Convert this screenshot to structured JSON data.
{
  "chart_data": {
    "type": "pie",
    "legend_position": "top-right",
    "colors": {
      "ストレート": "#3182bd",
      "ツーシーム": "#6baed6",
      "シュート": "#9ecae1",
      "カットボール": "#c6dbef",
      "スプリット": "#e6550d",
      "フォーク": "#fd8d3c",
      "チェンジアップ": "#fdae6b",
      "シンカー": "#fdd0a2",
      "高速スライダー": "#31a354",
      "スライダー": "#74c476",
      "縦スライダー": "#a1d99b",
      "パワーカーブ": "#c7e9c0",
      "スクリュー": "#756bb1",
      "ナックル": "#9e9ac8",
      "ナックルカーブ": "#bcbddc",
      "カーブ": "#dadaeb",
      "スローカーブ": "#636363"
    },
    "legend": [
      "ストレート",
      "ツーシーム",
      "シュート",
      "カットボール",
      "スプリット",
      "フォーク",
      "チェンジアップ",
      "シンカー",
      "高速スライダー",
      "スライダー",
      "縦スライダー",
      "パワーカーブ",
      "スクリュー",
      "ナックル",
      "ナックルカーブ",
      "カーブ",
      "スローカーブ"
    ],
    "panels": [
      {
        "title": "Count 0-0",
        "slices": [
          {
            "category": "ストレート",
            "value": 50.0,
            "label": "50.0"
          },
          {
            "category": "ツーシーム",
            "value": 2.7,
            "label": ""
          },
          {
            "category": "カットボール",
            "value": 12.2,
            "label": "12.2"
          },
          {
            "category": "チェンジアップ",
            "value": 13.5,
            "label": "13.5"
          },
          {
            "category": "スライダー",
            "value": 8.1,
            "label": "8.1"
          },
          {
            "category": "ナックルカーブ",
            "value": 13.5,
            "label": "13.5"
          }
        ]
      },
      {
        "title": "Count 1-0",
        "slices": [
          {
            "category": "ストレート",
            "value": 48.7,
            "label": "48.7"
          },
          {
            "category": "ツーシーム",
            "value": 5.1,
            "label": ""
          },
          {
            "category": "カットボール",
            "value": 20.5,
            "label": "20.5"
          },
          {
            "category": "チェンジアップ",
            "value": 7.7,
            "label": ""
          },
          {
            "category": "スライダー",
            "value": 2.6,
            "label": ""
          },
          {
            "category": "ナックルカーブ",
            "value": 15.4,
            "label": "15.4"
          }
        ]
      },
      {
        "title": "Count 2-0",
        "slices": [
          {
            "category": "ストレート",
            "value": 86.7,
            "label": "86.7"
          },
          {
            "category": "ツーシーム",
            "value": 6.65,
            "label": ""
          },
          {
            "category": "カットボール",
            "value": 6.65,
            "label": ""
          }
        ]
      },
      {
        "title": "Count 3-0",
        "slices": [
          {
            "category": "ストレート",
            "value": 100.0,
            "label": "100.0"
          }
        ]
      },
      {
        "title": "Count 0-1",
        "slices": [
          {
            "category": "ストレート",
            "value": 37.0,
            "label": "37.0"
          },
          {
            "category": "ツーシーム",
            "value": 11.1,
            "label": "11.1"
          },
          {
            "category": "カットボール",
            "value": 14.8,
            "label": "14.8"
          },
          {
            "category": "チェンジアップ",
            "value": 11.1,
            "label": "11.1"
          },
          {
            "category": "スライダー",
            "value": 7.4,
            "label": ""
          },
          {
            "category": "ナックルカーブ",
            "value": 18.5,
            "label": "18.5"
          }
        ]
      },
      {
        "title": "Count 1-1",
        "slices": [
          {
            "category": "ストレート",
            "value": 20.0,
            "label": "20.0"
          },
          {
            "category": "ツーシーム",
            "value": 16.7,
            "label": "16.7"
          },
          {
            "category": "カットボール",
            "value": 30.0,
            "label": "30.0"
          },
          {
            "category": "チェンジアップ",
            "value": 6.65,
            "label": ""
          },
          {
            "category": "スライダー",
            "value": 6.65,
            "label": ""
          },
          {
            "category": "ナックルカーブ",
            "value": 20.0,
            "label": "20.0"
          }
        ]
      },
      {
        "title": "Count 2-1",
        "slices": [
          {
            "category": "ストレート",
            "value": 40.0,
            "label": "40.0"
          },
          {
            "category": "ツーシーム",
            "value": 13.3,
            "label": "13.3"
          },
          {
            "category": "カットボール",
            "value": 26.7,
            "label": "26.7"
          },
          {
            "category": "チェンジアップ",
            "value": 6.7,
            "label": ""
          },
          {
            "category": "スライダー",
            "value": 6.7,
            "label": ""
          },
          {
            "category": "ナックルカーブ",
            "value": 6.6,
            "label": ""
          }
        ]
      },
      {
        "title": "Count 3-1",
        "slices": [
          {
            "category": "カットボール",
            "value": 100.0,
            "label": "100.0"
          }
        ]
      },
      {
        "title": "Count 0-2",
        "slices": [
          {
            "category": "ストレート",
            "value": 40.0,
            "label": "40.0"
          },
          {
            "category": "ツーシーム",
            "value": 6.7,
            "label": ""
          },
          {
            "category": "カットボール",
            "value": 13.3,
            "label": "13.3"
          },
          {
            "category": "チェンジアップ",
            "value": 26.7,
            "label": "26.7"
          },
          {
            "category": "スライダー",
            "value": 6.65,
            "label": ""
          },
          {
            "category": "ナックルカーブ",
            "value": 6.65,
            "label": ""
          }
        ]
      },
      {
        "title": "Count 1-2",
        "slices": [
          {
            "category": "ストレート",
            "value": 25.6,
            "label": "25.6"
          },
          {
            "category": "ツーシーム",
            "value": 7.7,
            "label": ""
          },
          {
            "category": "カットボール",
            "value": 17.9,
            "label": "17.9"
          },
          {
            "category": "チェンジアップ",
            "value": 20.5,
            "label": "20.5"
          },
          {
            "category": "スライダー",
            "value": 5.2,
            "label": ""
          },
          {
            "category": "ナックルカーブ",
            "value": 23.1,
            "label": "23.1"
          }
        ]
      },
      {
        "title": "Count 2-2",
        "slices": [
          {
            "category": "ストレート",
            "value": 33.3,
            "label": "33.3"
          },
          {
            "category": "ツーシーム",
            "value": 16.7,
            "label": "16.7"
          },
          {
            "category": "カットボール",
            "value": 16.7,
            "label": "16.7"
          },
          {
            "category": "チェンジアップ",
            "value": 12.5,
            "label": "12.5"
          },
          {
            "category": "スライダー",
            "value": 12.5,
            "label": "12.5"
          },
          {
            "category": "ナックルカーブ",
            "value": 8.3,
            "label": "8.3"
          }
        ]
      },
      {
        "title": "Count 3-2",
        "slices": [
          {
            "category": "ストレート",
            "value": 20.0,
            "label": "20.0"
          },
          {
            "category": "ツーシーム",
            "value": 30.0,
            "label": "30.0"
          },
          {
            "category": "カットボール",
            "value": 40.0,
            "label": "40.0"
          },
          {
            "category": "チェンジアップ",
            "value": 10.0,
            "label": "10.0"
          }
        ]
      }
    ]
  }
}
————
_WORK TO DO_
Copy each line of the preceding data that contains the string "title".

_SOLUTION FOR THIS EXERCISE_
        "title": "Count 0-0",
        "title": "Count 1-0",
        "title": "Count 2-0",
        "title": "Count 3-0",
        "title": "Count 0-1",
        "title": "Count 1-1",
        "title": "Count 2-1",
        "title": "Count 3-1",
        "title": "Count 0-2",
        "title": "Count 1-2",
        "title": "Count 2-2",
        "title": "Count 3-2",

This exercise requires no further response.